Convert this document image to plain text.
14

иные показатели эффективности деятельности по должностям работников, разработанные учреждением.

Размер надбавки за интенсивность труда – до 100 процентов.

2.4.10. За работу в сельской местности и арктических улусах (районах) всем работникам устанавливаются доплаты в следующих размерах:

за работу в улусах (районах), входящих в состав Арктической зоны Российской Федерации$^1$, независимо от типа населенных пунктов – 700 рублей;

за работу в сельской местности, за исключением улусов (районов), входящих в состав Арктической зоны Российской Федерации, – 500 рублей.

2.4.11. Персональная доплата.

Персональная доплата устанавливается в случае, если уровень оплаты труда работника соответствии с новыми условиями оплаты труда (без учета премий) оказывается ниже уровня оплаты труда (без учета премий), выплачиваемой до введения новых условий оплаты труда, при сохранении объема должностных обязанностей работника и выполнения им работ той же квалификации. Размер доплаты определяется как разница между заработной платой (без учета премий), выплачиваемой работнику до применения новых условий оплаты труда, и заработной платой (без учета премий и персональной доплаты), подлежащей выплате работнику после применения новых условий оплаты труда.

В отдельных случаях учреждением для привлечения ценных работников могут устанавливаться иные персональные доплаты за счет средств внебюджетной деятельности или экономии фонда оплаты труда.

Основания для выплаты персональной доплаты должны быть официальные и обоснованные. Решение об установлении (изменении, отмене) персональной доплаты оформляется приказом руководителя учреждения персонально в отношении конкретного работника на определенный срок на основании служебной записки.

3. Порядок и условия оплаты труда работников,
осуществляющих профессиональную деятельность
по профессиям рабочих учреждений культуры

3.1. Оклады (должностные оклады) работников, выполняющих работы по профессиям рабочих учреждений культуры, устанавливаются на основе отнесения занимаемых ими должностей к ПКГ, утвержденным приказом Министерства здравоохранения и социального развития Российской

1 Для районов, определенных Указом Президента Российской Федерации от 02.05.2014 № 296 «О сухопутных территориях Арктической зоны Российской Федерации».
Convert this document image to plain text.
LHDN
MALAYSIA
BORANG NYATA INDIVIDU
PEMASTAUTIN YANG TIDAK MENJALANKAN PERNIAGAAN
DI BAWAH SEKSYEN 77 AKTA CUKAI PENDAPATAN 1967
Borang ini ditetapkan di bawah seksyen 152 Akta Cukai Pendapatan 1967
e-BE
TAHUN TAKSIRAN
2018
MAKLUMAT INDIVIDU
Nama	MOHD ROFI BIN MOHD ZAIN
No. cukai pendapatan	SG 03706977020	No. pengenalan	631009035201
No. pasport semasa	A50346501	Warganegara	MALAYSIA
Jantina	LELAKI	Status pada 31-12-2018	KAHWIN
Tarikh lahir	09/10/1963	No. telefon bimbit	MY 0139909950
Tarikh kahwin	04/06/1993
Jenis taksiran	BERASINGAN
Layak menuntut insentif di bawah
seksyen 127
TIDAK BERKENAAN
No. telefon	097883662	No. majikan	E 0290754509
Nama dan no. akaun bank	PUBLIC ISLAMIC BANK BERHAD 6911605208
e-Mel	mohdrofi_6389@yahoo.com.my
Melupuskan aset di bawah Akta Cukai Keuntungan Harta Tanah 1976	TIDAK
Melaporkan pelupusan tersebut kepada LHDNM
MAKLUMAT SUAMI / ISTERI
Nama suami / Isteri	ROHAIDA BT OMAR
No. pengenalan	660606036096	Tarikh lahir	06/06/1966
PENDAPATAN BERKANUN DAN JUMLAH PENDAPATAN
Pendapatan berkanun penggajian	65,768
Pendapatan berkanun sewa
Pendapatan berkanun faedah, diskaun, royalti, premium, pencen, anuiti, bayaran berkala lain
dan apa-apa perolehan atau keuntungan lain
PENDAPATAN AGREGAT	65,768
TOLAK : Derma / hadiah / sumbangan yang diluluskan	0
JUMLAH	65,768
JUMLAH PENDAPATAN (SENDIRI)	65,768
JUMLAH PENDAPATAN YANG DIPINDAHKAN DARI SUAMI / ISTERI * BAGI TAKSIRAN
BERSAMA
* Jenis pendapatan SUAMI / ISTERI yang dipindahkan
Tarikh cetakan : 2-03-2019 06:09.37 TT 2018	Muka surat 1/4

#### What the exercise asks:
Generate an exact reproduction of all entries.

#### Result for this exercise:
Convert this document image to plain text.
14

иные показатели эффективности деятельности по должностям работников, разработанные учреждением.

Размер надбавки за интенсивность труда – до 100 процентов.

2.4.10. За работу в сельской местности и арктических улусах (районах) всем работникам устанавливаются доплаты в следующих размерах:

за работу в улусах (районах), входящих в состав Арктической зоны Российской Федерации$^1$, независимо от типа населенных пунктов – 700 рублей;

за работу в сельской местности, за исключением улусов (районов), входящих в состав Арктической зоны Российской Федерации, – 500 рублей.

2.4.11. Персональная доплата.

Персональная доплата устанавливается в случае, если уровень оплаты труда работника соответствии с новыми условиями оплаты труда (без учета премий) оказывается ниже уровня оплаты труда (без учета премий), выплачиваемой до введения новых условий оплаты труда, при сохранении объема должностных обязанностей работника и выполнения им работ той же квалификации. Размер доплаты определяется как разница между заработной платой (без учета премий), выплачиваемой работнику до применения новых условий оплаты труда, и заработной платой (без учета премий и персональной доплаты), подлежащей выплате работнику после применения новых условий оплаты труда.

В отдельных случаях учреждением для привлечения ценных работников могут устанавливаться иные персональные доплаты за счет средств внебюджетной деятельности или экономии фонда оплаты труда.

Основания для выплаты персональной доплаты должны быть официальные и обоснованные. Решение об установлении (изменении, отмене) персональной доплаты оформляется приказом руководителя учреждения персонально в отношении конкретного работника на определенный срок на основании служебной записки.

3. Порядок и условия оплаты труда работников,
осуществляющих профессиональную деятельность
по профессиям рабочих учреждений культуры

3.1. Оклады (должностные оклады) работников, выполняющих работы по профессиям рабочих учреждений культуры, устанавливаются на основе отнесения занимаемых ими должностей к ПКГ, утвержденным приказом Министерства здравоохранения и социального развития Российской

1 Для районов, определенных Указом Президента Российской Федерации от 02.05.2014 № 296 «О сухопутных территориях Арктической зоны Российской Федерации».
Convert this document image to plain text.
LHDN
MALAYSIA
BORANG NYATA INDIVIDU
PEMASTAUTIN YANG TIDAK MENJALANKAN PERNIAGAAN
DI BAWAH SEKSYEN 77 AKTA CUKAI PENDAPATAN 1967
Borang ini ditetapkan di bawah seksyen 152 Akta Cukai Pendapatan 1967
e-BE
TAHUN TAKSIRAN
2018
MAKLUMAT INDIVIDU
Nama	MOHD ROFI BIN MOHD ZAIN
No. cukai pendapatan	SG 03706977020	No. pengenalan	631009035201
No. pasport semasa	A50346501	Warganegara	MALAYSIA
Jantina	LELAKI	Status pada 31-12-2018	KAHWIN
Tarikh lahir	09/10/1963	No. telefon bimbit	MY 0139909950
Tarikh kahwin	04/06/1993
Jenis taksiran	BERASINGAN
Layak menuntut insentif di bawah
seksyen 127
TIDAK BERKENAAN
No. telefon	097883662	No. majikan	E 0290754509
Nama dan no. akaun bank	PUBLIC ISLAMIC BANK BERHAD 6911605208
e-Mel	mohdrofi_6389@yahoo.com.my
Melupuskan aset di bawah Akta Cukai Keuntungan Harta Tanah 1976	TIDAK
Melaporkan pelupusan tersebut kepada LHDNM
MAKLUMAT SUAMI / ISTERI
Nama suami / Isteri	ROHAIDA BT OMAR
No. pengenalan	660606036096	Tarikh lahir	06/06/1966
PENDAPATAN BERKANUN DAN JUMLAH PENDAPATAN
Pendapatan berkanun penggajian	65,768
Pendapatan berkanun sewa
Pendapatan berkanun faedah, diskaun, royalti, premium, pencen, anuiti, bayaran berkala lain
dan apa-apa perolehan atau keuntungan lain
PENDAPATAN AGREGAT	65,768
TOLAK : Derma / hadiah / sumbangan yang diluluskan	0
JUMLAH	65,768
JUMLAH PENDAPATAN (SENDIRI)	65,768
JUMLAH PENDAPATAN YANG DIPINDAHKAN DARI SUAMI / ISTERI * BAGI TAKSIRAN
BERSAMA
* Jenis pendapatan SUAMI / ISTERI yang dipindahkan
Tarikh cetakan : 2-03-2019 06:09.37 TT 2018	Muka surat 1/4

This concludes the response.